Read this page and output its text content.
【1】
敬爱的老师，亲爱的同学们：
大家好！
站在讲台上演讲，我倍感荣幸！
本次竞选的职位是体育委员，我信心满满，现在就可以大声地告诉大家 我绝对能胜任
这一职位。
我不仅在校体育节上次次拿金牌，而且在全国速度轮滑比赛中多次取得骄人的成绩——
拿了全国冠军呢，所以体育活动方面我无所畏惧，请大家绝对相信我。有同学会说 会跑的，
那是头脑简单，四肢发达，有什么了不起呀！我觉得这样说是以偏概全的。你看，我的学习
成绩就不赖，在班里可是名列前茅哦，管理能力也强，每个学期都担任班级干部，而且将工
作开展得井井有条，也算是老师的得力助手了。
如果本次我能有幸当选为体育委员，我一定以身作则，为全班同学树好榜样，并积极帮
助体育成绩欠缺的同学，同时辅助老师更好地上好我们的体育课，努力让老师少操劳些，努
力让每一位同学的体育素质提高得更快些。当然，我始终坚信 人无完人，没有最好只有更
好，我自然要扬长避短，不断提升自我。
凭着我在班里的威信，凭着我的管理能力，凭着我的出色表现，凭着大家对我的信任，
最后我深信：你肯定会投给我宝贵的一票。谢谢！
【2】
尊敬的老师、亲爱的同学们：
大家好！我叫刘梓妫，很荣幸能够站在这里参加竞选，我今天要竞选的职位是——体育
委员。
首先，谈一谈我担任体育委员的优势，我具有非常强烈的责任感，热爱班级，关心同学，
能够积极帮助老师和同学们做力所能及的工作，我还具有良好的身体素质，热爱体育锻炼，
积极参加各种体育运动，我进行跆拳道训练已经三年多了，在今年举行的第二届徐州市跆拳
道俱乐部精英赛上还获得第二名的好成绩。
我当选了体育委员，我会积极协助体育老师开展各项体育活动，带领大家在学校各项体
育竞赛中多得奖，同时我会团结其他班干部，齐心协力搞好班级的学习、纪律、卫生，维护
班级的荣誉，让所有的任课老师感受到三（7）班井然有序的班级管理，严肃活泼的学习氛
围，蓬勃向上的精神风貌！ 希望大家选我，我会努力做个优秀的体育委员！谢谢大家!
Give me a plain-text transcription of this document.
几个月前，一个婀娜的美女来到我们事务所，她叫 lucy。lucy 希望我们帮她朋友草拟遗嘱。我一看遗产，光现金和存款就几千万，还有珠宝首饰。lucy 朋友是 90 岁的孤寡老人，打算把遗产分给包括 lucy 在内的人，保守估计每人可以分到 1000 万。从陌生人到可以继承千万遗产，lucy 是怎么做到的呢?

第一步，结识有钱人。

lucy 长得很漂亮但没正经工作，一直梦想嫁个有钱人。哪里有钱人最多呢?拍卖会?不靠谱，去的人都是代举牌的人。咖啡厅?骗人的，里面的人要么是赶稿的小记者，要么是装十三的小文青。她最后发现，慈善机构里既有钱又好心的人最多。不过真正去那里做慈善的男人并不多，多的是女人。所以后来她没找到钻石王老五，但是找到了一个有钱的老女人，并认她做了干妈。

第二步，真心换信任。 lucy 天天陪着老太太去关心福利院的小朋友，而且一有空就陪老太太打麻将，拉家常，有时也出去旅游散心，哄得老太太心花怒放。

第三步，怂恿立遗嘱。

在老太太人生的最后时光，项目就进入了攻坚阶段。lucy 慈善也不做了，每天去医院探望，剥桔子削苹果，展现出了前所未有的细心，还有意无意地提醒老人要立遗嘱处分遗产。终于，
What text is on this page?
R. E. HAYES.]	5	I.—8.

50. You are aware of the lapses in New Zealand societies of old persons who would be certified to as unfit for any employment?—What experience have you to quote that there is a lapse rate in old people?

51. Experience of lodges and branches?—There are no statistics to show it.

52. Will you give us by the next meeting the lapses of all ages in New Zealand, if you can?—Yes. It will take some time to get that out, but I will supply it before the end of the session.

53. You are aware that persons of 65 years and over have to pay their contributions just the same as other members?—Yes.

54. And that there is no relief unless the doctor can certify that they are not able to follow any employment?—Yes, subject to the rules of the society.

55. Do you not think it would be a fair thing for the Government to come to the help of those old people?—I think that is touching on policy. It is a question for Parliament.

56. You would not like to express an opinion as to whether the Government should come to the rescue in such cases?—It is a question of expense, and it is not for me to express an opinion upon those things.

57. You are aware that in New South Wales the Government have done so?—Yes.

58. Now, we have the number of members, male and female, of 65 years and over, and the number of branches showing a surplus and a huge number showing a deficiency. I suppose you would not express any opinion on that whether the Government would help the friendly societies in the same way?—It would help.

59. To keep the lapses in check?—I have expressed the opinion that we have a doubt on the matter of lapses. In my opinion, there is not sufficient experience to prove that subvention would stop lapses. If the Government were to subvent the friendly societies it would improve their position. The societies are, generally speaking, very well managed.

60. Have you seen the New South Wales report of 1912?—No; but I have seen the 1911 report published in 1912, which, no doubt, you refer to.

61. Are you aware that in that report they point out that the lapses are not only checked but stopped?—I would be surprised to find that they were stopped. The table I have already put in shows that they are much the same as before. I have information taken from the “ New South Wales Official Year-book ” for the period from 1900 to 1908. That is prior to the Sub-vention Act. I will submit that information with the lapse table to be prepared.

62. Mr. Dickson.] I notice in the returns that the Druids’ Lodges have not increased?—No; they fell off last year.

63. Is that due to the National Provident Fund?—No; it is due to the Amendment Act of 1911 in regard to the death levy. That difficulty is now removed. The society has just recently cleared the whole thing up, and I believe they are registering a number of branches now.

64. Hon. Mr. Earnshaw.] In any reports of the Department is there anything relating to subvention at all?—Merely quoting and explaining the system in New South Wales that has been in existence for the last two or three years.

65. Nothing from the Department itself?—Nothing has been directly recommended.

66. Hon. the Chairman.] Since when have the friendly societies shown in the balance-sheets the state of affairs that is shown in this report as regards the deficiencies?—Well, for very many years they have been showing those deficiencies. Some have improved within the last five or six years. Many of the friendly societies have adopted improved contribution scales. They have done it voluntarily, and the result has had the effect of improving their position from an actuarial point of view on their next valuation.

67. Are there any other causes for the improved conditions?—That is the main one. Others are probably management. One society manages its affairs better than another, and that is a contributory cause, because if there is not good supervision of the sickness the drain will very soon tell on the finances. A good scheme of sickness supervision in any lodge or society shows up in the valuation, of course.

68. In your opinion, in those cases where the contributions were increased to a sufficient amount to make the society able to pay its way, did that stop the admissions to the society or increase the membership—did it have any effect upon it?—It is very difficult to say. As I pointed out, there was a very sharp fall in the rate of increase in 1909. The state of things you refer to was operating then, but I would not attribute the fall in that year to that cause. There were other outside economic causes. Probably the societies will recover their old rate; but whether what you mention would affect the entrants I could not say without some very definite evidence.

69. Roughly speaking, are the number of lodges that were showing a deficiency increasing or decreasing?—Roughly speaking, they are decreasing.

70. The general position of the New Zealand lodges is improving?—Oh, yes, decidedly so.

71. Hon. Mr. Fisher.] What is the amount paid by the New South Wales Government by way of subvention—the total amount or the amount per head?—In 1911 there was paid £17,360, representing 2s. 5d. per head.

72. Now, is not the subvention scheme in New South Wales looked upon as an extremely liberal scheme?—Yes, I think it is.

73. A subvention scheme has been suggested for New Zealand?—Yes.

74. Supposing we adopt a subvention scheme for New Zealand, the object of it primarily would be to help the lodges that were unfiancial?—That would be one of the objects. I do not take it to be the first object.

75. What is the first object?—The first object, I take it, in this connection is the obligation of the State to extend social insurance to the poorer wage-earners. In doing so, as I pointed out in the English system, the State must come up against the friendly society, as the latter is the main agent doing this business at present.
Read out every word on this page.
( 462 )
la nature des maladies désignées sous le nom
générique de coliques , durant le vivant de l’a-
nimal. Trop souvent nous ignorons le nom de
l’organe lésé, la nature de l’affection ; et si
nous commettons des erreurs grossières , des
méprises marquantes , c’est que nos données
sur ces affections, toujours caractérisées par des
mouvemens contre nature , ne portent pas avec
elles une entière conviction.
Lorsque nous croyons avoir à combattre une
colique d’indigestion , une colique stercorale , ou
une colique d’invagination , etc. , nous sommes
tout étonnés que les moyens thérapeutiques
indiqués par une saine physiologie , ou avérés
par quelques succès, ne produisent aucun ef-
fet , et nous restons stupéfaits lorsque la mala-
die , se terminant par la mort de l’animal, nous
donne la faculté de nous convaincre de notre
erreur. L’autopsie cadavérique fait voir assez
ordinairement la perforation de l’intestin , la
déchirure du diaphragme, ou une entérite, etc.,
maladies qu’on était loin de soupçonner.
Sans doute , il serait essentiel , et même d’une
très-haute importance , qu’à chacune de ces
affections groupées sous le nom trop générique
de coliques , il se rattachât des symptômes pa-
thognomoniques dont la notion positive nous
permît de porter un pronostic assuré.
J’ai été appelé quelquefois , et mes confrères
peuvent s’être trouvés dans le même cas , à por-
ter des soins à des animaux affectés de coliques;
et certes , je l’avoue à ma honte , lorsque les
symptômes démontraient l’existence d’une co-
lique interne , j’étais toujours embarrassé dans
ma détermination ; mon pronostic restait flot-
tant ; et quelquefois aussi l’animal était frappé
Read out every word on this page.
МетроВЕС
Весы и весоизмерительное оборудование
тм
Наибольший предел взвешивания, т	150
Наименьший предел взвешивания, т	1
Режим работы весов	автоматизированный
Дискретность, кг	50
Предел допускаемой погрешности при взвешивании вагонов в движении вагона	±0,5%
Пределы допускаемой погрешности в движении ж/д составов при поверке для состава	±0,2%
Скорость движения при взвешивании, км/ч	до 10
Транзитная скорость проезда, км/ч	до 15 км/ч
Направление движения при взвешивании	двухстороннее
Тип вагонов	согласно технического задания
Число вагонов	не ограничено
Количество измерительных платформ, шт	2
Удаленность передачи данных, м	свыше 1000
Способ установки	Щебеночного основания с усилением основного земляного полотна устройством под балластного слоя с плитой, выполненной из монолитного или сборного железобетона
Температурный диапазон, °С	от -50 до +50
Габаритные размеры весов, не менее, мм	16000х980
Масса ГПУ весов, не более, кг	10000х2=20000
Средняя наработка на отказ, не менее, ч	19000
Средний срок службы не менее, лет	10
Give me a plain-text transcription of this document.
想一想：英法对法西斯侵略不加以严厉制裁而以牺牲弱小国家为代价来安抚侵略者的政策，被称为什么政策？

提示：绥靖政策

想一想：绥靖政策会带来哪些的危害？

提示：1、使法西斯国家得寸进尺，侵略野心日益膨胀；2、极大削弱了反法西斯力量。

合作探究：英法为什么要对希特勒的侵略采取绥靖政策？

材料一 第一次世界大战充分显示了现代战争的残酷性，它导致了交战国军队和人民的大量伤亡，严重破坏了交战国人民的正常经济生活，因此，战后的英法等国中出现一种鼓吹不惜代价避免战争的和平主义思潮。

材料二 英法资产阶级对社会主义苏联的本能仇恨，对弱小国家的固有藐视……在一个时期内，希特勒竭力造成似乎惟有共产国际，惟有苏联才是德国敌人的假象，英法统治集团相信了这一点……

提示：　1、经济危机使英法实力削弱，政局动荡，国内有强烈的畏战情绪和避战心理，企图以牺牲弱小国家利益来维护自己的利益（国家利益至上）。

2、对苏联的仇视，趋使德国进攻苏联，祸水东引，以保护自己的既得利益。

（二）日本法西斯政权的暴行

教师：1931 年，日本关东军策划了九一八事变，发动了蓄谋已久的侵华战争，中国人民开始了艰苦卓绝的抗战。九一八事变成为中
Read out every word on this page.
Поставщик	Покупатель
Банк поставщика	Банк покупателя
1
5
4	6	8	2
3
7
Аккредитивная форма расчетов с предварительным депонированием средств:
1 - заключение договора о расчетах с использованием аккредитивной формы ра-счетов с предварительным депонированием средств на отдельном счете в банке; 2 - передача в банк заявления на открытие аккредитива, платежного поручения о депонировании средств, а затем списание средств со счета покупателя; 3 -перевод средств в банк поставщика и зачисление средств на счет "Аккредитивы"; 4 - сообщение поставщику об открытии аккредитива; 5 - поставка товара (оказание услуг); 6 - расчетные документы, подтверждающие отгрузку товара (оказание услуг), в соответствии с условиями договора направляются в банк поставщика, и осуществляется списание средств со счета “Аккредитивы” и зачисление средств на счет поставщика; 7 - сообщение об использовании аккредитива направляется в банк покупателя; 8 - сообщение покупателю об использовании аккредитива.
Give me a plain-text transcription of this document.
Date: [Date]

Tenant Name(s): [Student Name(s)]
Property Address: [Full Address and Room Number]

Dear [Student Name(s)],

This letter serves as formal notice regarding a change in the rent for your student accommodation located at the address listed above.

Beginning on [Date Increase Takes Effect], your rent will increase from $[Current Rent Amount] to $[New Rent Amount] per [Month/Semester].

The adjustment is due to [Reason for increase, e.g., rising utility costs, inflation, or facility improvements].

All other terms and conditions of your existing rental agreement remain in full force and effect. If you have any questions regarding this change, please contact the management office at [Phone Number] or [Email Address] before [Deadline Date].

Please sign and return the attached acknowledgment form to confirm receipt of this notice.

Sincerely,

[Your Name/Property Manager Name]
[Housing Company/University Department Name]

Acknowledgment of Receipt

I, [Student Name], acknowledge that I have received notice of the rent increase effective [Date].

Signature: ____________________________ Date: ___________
──────
Task details:
Go through the listing above and list every line that has the word "Date".

Answer below:
Date: [Date]
Beginning on [Date Increase Takes Effect], your rent will increase from $[Current Rent Amount] to $[New Rent Amount] per [Month/Semester].
All other terms and conditions of your existing rental agreement remain in full force and effect. If you have any questions regarding this change, please contact the management office at [Phone Number] or [Email Address] before [Deadline Date].
I, [Student Name], acknowledge that I have received notice of the rent increase effective [Date].
Signature: ____________________________ Date: ___________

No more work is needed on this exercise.